Task to complete.
A line counts if it contains the word "Livre" at least once. State how many such lines the records contain, giving the number alone.

======== Supplied records

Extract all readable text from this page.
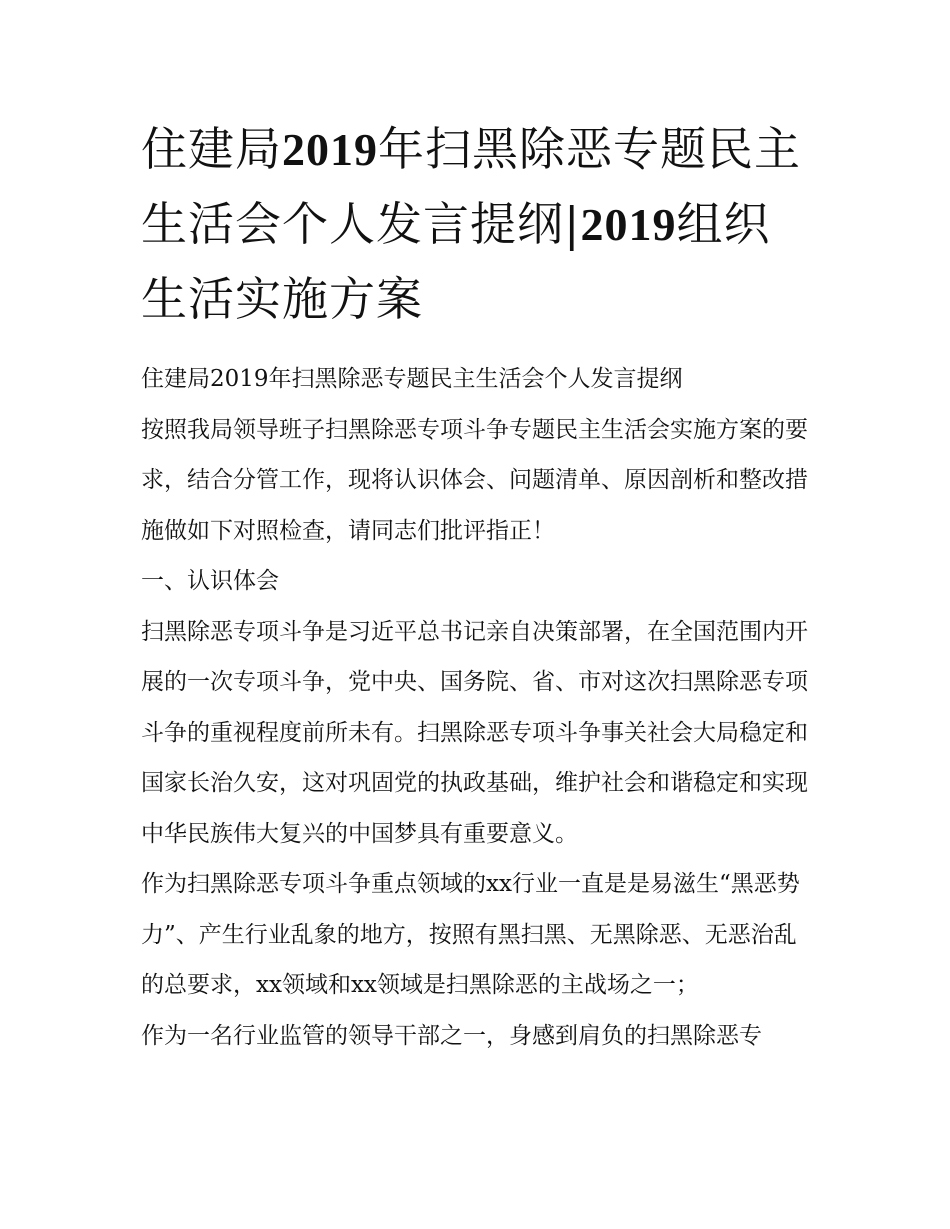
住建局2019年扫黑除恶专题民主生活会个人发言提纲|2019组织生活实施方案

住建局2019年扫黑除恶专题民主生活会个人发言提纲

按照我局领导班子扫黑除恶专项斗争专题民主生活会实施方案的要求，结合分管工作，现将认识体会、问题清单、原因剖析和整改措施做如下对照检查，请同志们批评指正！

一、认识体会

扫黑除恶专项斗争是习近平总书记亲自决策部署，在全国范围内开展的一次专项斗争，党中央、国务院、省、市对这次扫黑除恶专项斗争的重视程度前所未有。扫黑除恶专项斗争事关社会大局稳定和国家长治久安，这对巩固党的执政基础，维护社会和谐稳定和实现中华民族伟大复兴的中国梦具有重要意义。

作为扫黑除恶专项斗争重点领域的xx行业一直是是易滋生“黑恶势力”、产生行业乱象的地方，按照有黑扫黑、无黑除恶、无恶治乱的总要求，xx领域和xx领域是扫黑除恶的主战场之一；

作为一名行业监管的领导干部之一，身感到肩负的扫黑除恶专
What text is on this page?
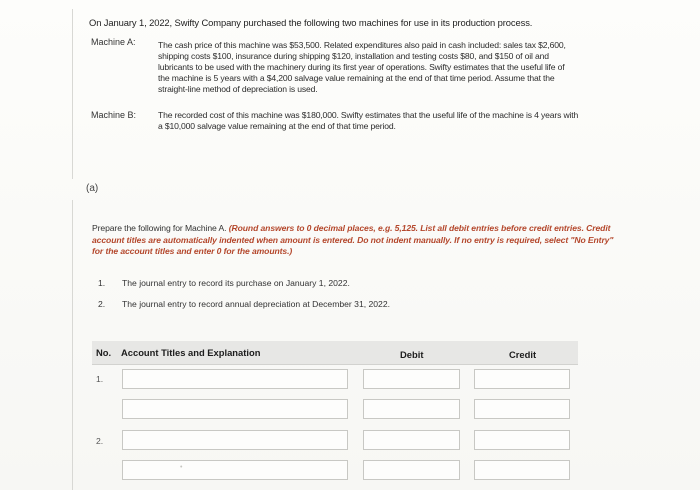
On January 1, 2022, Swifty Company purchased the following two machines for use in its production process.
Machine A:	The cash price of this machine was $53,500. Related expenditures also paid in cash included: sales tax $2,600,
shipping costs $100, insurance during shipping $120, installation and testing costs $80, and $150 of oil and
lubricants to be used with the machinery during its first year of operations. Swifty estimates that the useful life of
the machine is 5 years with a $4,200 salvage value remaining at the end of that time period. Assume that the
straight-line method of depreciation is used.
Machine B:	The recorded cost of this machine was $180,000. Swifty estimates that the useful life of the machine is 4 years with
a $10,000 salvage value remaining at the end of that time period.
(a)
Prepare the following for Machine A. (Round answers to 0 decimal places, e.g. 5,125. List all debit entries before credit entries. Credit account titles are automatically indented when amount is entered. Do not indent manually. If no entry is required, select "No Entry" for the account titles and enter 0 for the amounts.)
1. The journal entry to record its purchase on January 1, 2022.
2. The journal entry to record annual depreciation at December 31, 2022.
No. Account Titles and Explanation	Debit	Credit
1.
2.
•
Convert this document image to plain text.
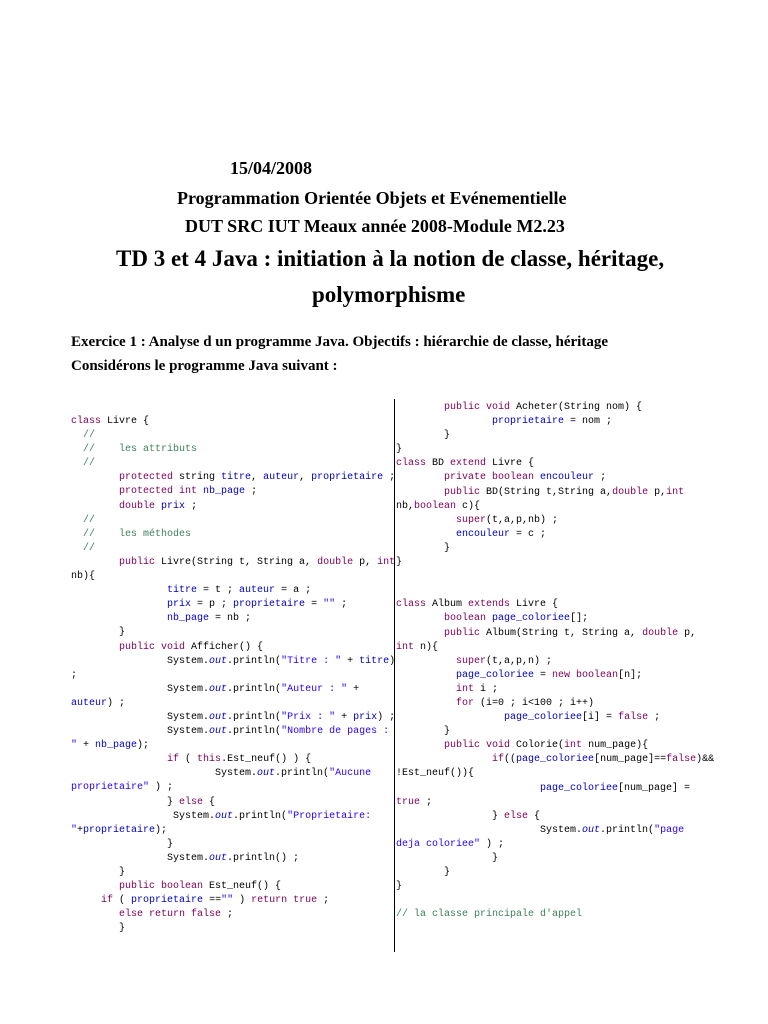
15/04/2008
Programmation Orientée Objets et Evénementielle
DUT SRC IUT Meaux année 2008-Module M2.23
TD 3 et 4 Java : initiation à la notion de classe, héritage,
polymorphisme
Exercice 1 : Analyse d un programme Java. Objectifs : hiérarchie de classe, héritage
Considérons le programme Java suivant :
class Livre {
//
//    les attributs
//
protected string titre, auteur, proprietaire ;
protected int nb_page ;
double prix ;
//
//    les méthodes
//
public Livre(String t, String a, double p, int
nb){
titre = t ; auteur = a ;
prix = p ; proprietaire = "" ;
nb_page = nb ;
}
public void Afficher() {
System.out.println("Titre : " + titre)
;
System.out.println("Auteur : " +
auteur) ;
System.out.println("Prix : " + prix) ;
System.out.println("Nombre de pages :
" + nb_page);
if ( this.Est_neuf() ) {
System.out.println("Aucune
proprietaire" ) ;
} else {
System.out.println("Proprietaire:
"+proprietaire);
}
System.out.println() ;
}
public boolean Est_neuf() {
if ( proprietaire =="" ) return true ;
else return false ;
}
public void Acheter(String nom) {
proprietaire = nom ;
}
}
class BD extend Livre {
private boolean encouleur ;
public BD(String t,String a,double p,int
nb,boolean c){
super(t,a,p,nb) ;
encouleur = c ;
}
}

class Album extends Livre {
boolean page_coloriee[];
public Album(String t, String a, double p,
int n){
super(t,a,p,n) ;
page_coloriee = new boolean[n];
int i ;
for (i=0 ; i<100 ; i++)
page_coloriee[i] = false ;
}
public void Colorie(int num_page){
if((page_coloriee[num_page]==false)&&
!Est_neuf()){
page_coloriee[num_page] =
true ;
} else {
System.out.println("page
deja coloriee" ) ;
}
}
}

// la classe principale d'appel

================

Full answer.
4